> **Source data**
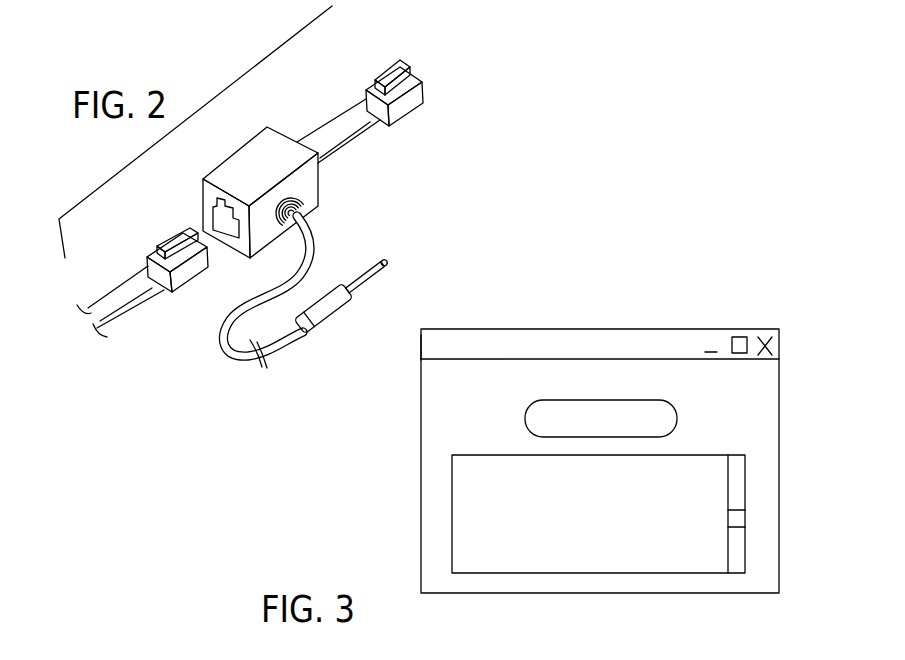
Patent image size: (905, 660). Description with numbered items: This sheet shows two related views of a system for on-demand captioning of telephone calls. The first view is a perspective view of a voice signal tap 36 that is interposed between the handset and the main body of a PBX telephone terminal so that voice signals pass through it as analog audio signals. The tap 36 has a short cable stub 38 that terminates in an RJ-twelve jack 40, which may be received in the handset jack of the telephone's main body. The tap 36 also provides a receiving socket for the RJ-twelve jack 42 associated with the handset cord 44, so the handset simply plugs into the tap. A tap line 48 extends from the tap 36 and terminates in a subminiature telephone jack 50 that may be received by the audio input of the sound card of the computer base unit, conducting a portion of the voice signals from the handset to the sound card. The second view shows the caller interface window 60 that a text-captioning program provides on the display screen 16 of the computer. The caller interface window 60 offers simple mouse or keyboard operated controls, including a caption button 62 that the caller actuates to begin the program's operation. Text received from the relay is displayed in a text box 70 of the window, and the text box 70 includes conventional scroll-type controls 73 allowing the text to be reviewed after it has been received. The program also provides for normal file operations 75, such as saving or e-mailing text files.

In FIG. 3, the display screen 16 is at (705, 313).
In FIG. 2, the voice signal tap 36 is at (258, 164).
In FIG. 2, the short cable stub 38 is at (335, 122).
In FIG. 2, the RJ-12 jack 40 is at (375, 90).
In FIG. 2, the RJ-12 jack 42 is at (150, 254).
In FIG. 2, the handset cord 44 is at (118, 285).
In FIG. 2, the tap line 48 is at (230, 353).
In FIG. 2, the subminiature telephone jack 50 is at (333, 298).
In FIG. 3, the caller interface window 60 is at (515, 343).
In FIG. 3, the caption button 62 is at (600, 399).
In FIG. 3, the text box 70 is at (452, 516).
In FIG. 3, the scroll-type controls 73 is at (735, 518).
In FIG. 3, the file operations 75 is at (424, 347).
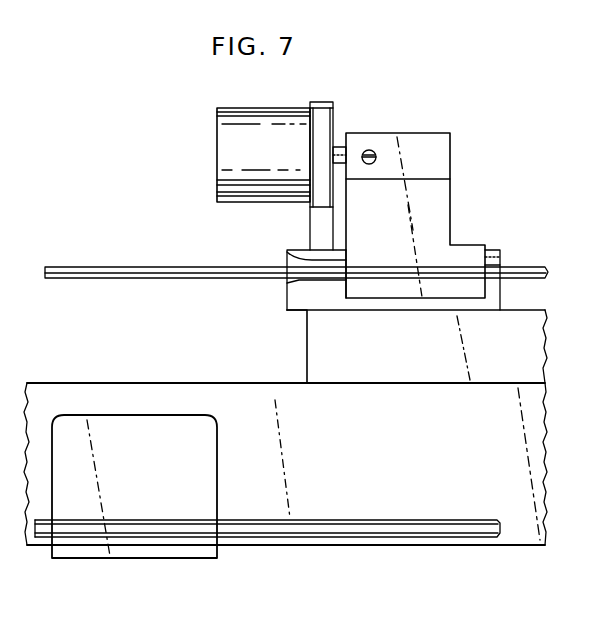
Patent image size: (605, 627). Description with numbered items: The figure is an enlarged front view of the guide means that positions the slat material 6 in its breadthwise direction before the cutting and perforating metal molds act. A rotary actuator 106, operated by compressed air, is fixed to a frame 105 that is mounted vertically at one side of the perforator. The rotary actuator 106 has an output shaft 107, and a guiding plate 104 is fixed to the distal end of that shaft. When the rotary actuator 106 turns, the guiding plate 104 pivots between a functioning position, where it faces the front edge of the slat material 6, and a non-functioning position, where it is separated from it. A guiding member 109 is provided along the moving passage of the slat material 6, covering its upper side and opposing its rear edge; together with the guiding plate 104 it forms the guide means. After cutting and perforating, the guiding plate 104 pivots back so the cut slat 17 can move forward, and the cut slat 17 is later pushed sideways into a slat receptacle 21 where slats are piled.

The slat material 6 is at (177, 265).
The cut slat 17 is at (351, 518).
The slat receptacle 21 is at (218, 446).
The guiding plate 104 is at (450, 196).
The frame 105 is at (327, 102).
The rotary actuator 106 is at (216, 127).
The output shaft 107 is at (338, 146).
The guiding member 109 is at (498, 250).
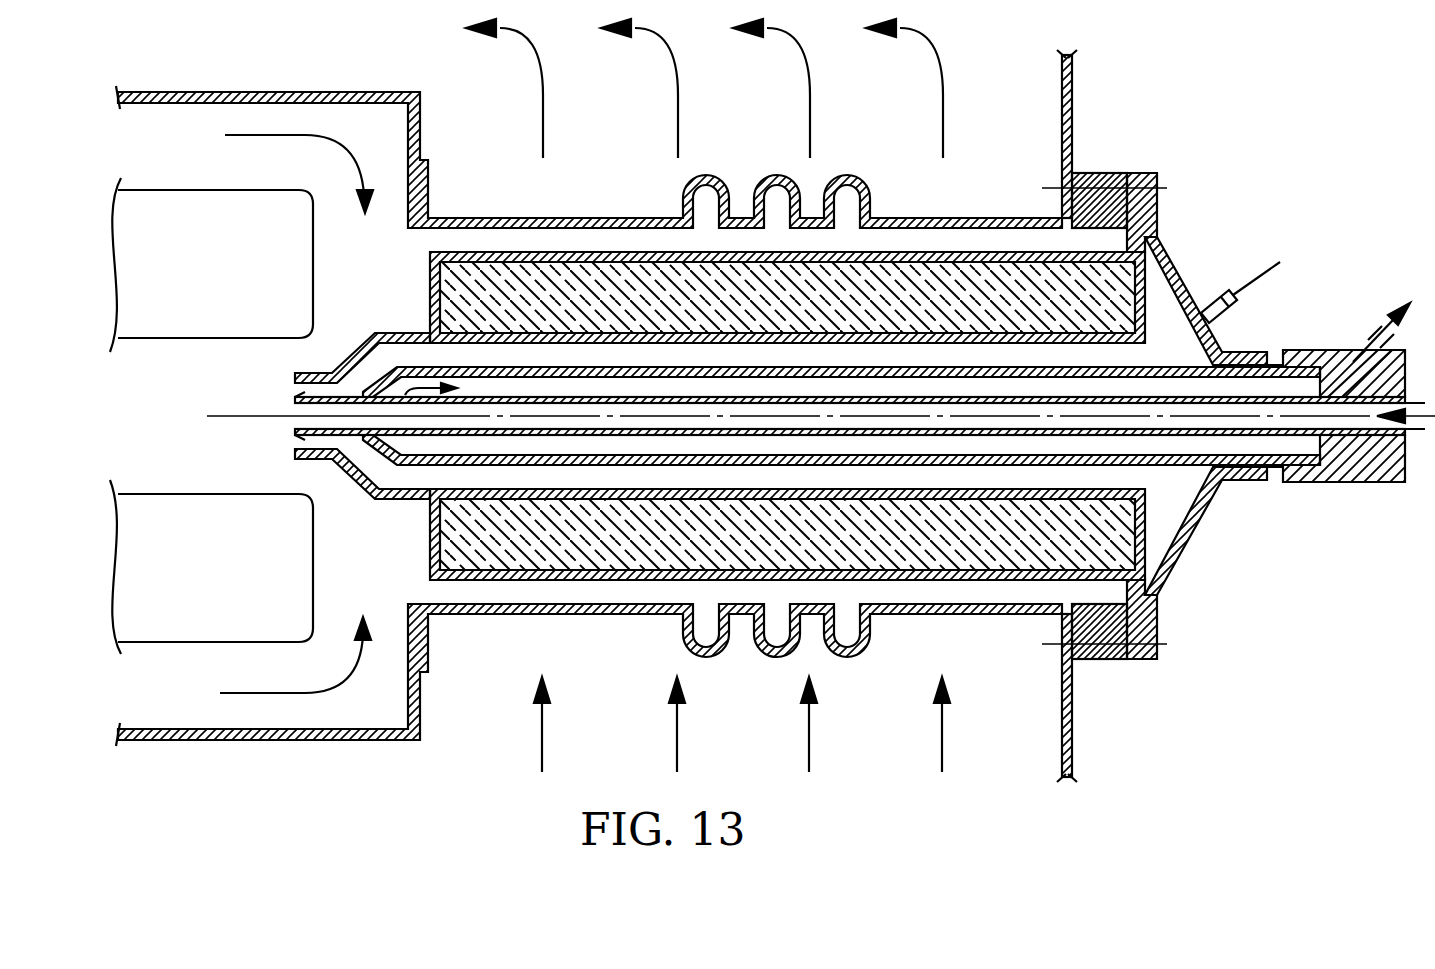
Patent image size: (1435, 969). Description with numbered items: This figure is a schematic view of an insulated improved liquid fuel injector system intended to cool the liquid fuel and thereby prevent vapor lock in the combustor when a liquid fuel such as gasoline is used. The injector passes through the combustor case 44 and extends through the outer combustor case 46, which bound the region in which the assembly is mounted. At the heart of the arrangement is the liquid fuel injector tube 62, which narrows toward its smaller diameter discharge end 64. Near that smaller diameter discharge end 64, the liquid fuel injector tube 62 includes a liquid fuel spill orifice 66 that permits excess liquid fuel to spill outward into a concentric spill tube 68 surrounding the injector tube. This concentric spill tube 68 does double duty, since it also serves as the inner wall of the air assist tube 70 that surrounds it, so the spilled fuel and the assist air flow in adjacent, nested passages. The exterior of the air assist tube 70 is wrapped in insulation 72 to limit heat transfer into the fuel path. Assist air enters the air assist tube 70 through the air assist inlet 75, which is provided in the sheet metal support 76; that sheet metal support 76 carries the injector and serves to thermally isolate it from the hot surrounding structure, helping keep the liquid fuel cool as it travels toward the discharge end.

The combustor case 44 is at (1072, 105).
The outer combustor case 46 is at (420, 132).
The liquid fuel injector tube 62 is at (1291, 395).
The smaller diameter discharge end 64 is at (300, 400).
The liquid fuel spill orifice 66 is at (420, 437).
The concentric spill tube 68 is at (1200, 477).
The air assist tube 70 is at (1112, 489).
The insulation 72 is at (527, 570).
The air assist inlet 75 is at (1217, 287).
The sheet metal support 76 is at (1170, 253).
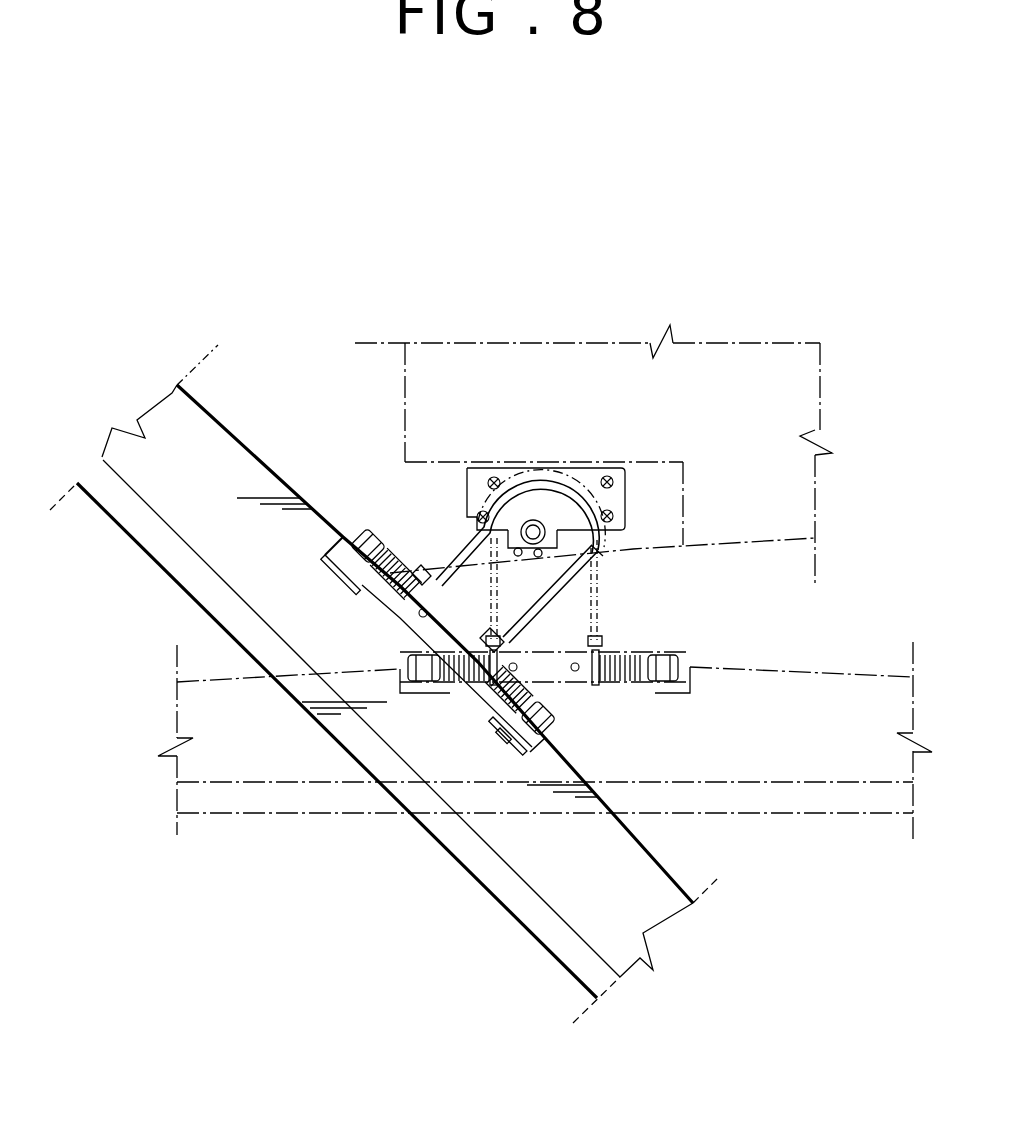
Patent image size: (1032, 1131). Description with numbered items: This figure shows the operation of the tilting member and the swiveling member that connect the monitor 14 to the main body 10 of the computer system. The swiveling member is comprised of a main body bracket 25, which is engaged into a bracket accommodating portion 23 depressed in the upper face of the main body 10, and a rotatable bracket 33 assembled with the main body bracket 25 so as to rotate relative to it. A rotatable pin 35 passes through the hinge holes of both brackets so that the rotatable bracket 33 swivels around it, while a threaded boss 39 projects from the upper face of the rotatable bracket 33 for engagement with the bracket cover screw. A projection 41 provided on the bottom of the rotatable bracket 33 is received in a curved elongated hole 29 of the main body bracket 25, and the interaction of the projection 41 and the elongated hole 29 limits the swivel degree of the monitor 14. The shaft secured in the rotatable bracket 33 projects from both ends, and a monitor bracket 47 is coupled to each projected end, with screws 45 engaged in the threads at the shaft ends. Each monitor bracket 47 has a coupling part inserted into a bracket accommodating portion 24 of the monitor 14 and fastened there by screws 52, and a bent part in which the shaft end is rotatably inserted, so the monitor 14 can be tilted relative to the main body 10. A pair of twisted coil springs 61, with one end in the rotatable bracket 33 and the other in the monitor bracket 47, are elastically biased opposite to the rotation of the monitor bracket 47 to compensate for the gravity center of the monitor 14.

The main body 10 is at (706, 352).
The monitor 14 is at (620, 497).
The bracket accommodating portion 23 is at (648, 463).
The bracket accommodating portion 24 is at (328, 553).
The main body bracket 25 is at (572, 468).
The elongated hole 29 is at (600, 541).
The rotatable bracket 33 is at (553, 580).
The rotatable pin 35 is at (530, 522).
The boss 39 is at (432, 512).
The projection 41 is at (600, 557).
The screws 45 is at (366, 537).
The monitor bracket 47 is at (337, 566).
The screws 52 is at (505, 731).
The twisted coil spring 61 is at (375, 598).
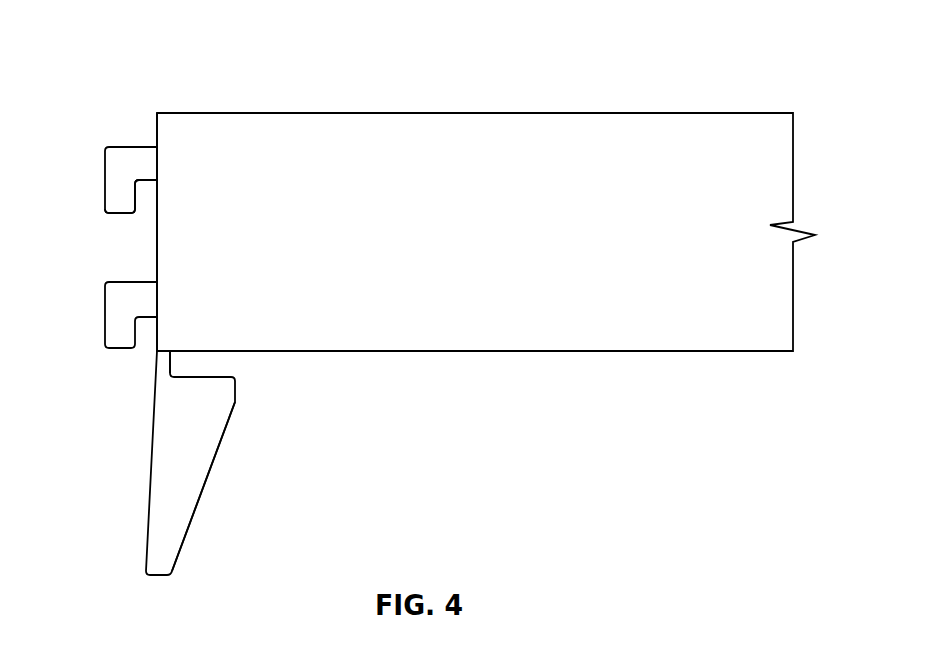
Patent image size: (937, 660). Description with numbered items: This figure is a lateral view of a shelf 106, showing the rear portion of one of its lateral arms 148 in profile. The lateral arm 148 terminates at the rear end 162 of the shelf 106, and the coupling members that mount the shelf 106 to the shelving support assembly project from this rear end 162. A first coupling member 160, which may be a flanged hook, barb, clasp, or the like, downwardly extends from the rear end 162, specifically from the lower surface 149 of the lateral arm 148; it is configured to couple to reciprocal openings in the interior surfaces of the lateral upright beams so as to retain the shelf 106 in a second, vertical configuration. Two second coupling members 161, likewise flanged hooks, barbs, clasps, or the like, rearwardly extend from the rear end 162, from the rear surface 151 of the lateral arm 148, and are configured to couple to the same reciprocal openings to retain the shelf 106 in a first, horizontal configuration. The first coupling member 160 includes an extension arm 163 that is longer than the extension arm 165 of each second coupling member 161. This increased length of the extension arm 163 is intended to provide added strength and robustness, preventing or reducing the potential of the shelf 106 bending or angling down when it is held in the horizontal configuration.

The shelf 106 is at (668, 92).
The lateral arm 148 is at (282, 152).
The lower surface 149 is at (158, 360).
The rear surface 151 is at (157, 240).
The first coupling member 160 is at (148, 523).
The second coupling member 161 is at (115, 197).
The rear end 162 is at (208, 112).
The extension arm 163 is at (190, 440).
The extension arm 165 is at (128, 162).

> **Exercise directions**
Retype every line of the five records above verbatim and leave out the pictures.

> **Output for this task**
Patent image size: (905, 660). Description with numbered items: This sheet shows two related views of a system for on-demand captioning of telephone calls. The first view is a perspective view of a voice signal tap 36 that is interposed between the handset and the main body of a PBX telephone terminal so that voice signals pass through it as analog audio signals. The tap 36 has a short cable stub 38 that terminates in an RJ-twelve jack 40, which may be received in the handset jack of the telephone's main body. The tap 36 also provides a receiving socket for the RJ-twelve jack 42 associated with the handset cord 44, so the handset simply plugs into the tap. A tap line 48 extends from the tap 36 and terminates in a subminiature telephone jack 50 that may be received by the audio input of the sound card of the computer base unit, conducting a portion of the voice signals from the handset to the sound card. The second view shows the caller interface window 60 that a text-captioning program provides on the display screen 16 of the computer. The caller interface window 60 offers simple mouse or keyboard operated controls, including a caption button 62 that the caller actuates to begin the program's operation. Text received from the relay is displayed in a text box 70 of the window, and the text box 70 includes conventional scroll-type controls 73 allowing the text to be reviewed after it has been received. The program also provides for normal file operations 75, such as saving or e-mailing text files.

In FIG. 3, the display screen 16 is at (705, 313).
In FIG. 2, the voice signal tap 36 is at (258, 164).
In FIG. 2, the short cable stub 38 is at (335, 122).
In FIG. 2, the RJ-12 jack 40 is at (375, 90).
In FIG. 2, the RJ-12 jack 42 is at (150, 254).
In FIG. 2, the handset cord 44 is at (118, 285).
In FIG. 2, the tap line 48 is at (230, 353).
In FIG. 2, the subminiature telephone jack 50 is at (333, 298).
In FIG. 3, the caller interface window 60 is at (515, 343).
In FIG. 3, the caption button 62 is at (600, 399).
In FIG. 3, the text box 70 is at (452, 516).
In FIG. 3, the scroll-type controls 73 is at (735, 518).
In FIG. 3, the file operations 75 is at (424, 347).
Patent image size: (605, 627). Description with numbered items: The figure is an enlarged front view of the guide means that positions the slat material 6 in its breadthwise direction before the cutting and perforating metal molds act. A rotary actuator 106, operated by compressed air, is fixed to a frame 105 that is mounted vertically at one side of the perforator. The rotary actuator 106 has an output shaft 107, and a guiding plate 104 is fixed to the distal end of that shaft. When the rotary actuator 106 turns, the guiding plate 104 pivots between a functioning position, where it faces the front edge of the slat material 6, and a non-functioning position, where it is separated from it. A guiding member 109 is provided along the moving passage of the slat material 6, covering its upper side and opposing its rear edge; together with the guiding plate 104 it forms the guide means. After cutting and perforating, the guiding plate 104 pivots back so the cut slat 17 can move forward, and the cut slat 17 is later pushed sideways into a slat receptacle 21 where slats are piled.

The slat material 6 is at (177, 265).
The cut slat 17 is at (351, 518).
The slat receptacle 21 is at (218, 446).
The guiding plate 104 is at (450, 196).
The frame 105 is at (327, 102).
The rotary actuator 106 is at (216, 127).
The output shaft 107 is at (338, 146).
The guiding member 109 is at (498, 250).
Patent image size: (1435, 969). Description with numbered items: This figure is a schematic view of an insulated improved liquid fuel injector system intended to cool the liquid fuel and thereby prevent vapor lock in the combustor when a liquid fuel such as gasoline is used. The injector passes through the combustor case 44 and extends through the outer combustor case 46, which bound the region in which the assembly is mounted. At the heart of the arrangement is the liquid fuel injector tube 62, which narrows toward its smaller diameter discharge end 64. Near that smaller diameter discharge end 64, the liquid fuel injector tube 62 includes a liquid fuel spill orifice 66 that permits excess liquid fuel to spill outward into a concentric spill tube 68 surrounding the injector tube. This concentric spill tube 68 does double duty, since it also serves as the inner wall of the air assist tube 70 that surrounds it, so the spilled fuel and the assist air flow in adjacent, nested passages. The exterior of the air assist tube 70 is wrapped in insulation 72 to limit heat transfer into the fuel path. Assist air enters the air assist tube 70 through the air assist inlet 75, which is provided in the sheet metal support 76; that sheet metal support 76 carries the injector and serves to thermally isolate it from the hot surrounding structure, helping keep the liquid fuel cool as it travels toward the discharge end.

The combustor case 44 is at (1072, 105).
The outer combustor case 46 is at (420, 132).
The liquid fuel injector tube 62 is at (1291, 395).
The smaller diameter discharge end 64 is at (300, 400).
The liquid fuel spill orifice 66 is at (420, 437).
The concentric spill tube 68 is at (1200, 477).
The air assist tube 70 is at (1112, 489).
The insulation 72 is at (527, 570).
The air assist inlet 75 is at (1217, 287).
The sheet metal support 76 is at (1170, 253).
Patent image size: (1032, 1131). Description with numbered items: This figure shows the operation of the tilting member and the swiveling member that connect the monitor 14 to the main body 10 of the computer system. The swiveling member is comprised of a main body bracket 25, which is engaged into a bracket accommodating portion 23 depressed in the upper face of the main body 10, and a rotatable bracket 33 assembled with the main body bracket 25 so as to rotate relative to it. A rotatable pin 35 passes through the hinge holes of both brackets so that the rotatable bracket 33 swivels around it, while a threaded boss 39 projects from the upper face of the rotatable bracket 33 for engagement with the bracket cover screw. A projection 41 provided on the bottom of the rotatable bracket 33 is received in a curved elongated hole 29 of the main body bracket 25, and the interaction of the projection 41 and the elongated hole 29 limits the swivel degree of the monitor 14. The shaft secured in the rotatable bracket 33 projects from both ends, and a monitor bracket 47 is coupled to each projected end, with screws 45 engaged in the threads at the shaft ends. Each monitor bracket 47 has a coupling part inserted into a bracket accommodating portion 24 of the monitor 14 and fastened there by screws 52, and a bent part in which the shaft end is rotatably inserted, so the monitor 14 can be tilted relative to the main body 10. A pair of twisted coil springs 61, with one end in the rotatable bracket 33 and the other in the monitor bracket 47, are elastically biased opposite to the rotation of the monitor bracket 47 to compensate for the gravity center of the monitor 14.

The main body 10 is at (706, 352).
The monitor 14 is at (620, 497).
The bracket accommodating portion 23 is at (648, 463).
The bracket accommodating portion 24 is at (328, 553).
The main body bracket 25 is at (572, 468).
The elongated hole 29 is at (600, 541).
The rotatable bracket 33 is at (553, 580).
The rotatable pin 35 is at (530, 522).
The boss 39 is at (432, 512).
The projection 41 is at (600, 557).
The screws 45 is at (366, 537).
The monitor bracket 47 is at (337, 566).
The screws 52 is at (505, 731).
The twisted coil spring 61 is at (375, 598).
Patent image size: (937, 660). Description with numbered items: This figure is a lateral view of a shelf 106, showing the rear portion of one of its lateral arms 148 in profile. The lateral arm 148 terminates at the rear end 162 of the shelf 106, and the coupling members that mount the shelf 106 to the shelving support assembly project from this rear end 162. A first coupling member 160, which may be a flanged hook, barb, clasp, or the like, downwardly extends from the rear end 162, specifically from the lower surface 149 of the lateral arm 148; it is configured to couple to reciprocal openings in the interior surfaces of the lateral upright beams so as to retain the shelf 106 in a second, vertical configuration. Two second coupling members 161, likewise flanged hooks, barbs, clasps, or the like, rearwardly extend from the rear end 162, from the rear surface 151 of the lateral arm 148, and are configured to couple to the same reciprocal openings to retain the shelf 106 in a first, horizontal configuration. The first coupling member 160 includes an extension arm 163 that is longer than the extension arm 165 of each second coupling member 161. This increased length of the extension arm 163 is intended to provide added strength and robustness, preventing or reducing the potential of the shelf 106 bending or angling down when it is held in the horizontal configuration.

The shelf 106 is at (668, 92).
The lateral arm 148 is at (282, 152).
The lower surface 149 is at (158, 360).
The rear surface 151 is at (157, 240).
The first coupling member 160 is at (148, 523).
The second coupling member 161 is at (115, 197).
The rear end 162 is at (208, 112).
The extension arm 163 is at (190, 440).
The extension arm 165 is at (128, 162).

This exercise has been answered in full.